DO THIS | Every line with the string "from" should be gathered.

>> Begin

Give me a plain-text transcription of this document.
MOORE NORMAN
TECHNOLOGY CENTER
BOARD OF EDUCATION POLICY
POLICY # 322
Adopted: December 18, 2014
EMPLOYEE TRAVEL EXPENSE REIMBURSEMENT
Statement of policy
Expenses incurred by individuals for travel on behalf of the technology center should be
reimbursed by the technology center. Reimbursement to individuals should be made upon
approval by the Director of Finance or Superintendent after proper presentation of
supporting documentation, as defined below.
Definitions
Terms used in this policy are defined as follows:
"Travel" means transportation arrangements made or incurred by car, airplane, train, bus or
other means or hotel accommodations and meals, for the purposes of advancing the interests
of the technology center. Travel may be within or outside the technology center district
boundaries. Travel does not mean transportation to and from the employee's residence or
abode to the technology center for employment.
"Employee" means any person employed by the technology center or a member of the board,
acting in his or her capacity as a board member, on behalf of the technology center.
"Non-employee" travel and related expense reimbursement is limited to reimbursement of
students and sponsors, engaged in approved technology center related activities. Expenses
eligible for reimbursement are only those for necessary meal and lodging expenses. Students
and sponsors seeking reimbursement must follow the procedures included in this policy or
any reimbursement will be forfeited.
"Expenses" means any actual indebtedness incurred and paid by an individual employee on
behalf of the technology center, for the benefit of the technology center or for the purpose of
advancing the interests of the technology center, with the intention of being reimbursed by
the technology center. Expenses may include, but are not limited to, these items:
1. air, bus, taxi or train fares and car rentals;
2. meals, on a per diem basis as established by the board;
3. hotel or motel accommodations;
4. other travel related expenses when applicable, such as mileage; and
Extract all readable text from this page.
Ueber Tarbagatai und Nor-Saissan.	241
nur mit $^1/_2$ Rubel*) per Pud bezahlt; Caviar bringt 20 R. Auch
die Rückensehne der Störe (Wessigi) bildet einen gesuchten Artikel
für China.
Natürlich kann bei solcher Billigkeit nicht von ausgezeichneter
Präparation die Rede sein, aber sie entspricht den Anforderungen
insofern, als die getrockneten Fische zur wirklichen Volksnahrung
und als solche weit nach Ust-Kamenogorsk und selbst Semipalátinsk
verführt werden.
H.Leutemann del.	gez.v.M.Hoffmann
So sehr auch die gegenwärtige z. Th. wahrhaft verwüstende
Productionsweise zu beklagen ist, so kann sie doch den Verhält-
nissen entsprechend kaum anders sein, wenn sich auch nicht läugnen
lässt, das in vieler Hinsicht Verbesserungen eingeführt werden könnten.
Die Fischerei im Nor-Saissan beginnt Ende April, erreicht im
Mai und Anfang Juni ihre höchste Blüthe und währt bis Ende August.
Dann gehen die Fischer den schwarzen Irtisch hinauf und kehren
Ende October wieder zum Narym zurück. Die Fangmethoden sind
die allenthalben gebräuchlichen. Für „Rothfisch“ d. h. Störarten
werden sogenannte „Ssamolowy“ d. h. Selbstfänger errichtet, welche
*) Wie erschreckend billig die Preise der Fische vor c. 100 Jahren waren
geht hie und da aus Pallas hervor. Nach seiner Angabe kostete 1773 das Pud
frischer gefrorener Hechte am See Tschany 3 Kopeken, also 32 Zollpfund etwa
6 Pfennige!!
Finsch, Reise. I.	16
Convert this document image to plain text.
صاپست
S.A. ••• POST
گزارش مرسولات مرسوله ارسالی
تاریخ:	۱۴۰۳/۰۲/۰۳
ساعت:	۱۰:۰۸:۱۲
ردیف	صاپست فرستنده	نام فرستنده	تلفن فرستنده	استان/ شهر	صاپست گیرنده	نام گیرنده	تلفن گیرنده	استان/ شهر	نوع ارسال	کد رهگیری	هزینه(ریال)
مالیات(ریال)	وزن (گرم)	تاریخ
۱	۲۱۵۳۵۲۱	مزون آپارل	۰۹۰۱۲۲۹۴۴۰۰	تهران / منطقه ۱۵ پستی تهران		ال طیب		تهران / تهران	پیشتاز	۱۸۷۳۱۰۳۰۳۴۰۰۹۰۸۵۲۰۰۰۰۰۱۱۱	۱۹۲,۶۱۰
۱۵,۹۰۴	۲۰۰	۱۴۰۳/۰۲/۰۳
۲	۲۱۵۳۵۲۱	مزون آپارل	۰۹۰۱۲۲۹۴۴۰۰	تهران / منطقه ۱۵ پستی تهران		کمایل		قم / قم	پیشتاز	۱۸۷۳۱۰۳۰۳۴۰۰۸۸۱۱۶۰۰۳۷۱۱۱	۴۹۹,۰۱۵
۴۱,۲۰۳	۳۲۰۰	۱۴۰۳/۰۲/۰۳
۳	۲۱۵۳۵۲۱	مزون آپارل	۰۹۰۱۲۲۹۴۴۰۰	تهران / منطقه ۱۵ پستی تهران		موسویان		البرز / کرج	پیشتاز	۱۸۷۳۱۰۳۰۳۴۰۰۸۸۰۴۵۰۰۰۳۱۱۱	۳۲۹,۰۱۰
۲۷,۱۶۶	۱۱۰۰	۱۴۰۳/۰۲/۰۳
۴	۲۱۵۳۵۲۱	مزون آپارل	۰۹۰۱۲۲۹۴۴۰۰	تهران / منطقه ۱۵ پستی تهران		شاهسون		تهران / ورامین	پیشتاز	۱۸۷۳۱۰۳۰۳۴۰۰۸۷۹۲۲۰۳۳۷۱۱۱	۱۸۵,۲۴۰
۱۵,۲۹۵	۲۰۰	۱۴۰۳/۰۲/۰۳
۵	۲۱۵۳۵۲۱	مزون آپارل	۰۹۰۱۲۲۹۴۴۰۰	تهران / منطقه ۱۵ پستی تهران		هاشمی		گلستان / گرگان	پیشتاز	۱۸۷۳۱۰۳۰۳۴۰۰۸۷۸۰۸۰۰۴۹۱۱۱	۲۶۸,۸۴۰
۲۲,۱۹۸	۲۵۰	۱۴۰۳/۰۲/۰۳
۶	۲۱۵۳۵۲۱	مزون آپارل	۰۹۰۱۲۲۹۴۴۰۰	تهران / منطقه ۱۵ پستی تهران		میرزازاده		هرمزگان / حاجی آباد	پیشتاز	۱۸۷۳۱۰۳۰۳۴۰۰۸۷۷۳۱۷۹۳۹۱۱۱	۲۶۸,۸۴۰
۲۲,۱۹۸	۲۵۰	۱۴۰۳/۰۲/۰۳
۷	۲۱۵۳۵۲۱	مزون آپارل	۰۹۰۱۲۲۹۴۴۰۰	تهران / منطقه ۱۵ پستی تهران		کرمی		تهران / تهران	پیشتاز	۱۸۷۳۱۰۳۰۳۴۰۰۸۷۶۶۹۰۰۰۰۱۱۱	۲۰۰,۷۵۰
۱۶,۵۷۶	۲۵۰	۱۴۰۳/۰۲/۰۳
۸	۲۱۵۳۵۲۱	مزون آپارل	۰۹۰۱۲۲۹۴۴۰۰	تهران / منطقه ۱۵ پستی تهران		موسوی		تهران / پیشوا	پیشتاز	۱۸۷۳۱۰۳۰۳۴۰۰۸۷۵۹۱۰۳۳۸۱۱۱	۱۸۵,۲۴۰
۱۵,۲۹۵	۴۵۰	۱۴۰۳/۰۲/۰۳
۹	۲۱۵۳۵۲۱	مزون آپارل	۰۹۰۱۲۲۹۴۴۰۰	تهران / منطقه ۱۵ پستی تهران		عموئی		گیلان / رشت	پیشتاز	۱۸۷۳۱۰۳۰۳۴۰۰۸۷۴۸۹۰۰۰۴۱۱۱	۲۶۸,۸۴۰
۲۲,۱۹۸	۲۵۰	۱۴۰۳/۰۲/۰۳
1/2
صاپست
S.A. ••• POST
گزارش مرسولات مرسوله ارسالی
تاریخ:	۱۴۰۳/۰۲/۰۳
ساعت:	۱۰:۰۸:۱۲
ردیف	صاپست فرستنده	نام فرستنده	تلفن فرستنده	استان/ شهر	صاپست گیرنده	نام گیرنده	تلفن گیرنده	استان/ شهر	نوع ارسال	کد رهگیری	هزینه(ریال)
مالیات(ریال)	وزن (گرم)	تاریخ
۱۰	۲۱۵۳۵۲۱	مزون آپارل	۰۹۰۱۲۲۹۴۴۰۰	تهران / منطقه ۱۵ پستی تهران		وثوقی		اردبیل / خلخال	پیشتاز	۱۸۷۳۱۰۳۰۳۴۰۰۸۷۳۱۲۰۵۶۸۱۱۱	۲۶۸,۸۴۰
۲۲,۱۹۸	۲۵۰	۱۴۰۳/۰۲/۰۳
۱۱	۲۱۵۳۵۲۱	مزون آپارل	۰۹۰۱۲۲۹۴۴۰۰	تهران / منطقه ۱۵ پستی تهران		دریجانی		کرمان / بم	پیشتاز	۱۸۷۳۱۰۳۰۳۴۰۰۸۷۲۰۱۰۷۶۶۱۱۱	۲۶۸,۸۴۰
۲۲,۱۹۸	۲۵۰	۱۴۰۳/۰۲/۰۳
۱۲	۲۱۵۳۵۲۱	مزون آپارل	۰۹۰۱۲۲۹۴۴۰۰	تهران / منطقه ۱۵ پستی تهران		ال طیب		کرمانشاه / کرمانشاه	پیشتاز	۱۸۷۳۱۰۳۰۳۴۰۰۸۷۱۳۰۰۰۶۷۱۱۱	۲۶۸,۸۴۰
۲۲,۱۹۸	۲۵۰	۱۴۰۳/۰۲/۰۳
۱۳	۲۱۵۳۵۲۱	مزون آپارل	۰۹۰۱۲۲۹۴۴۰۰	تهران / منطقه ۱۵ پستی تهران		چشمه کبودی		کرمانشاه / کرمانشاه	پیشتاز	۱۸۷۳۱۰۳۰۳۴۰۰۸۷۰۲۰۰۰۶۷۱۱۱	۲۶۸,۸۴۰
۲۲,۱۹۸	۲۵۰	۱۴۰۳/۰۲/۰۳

>> End

CORRECT OUTPUT |
boundaries. Travel does not mean transportation to and from the employee's residence or
Extract all readable text from this page.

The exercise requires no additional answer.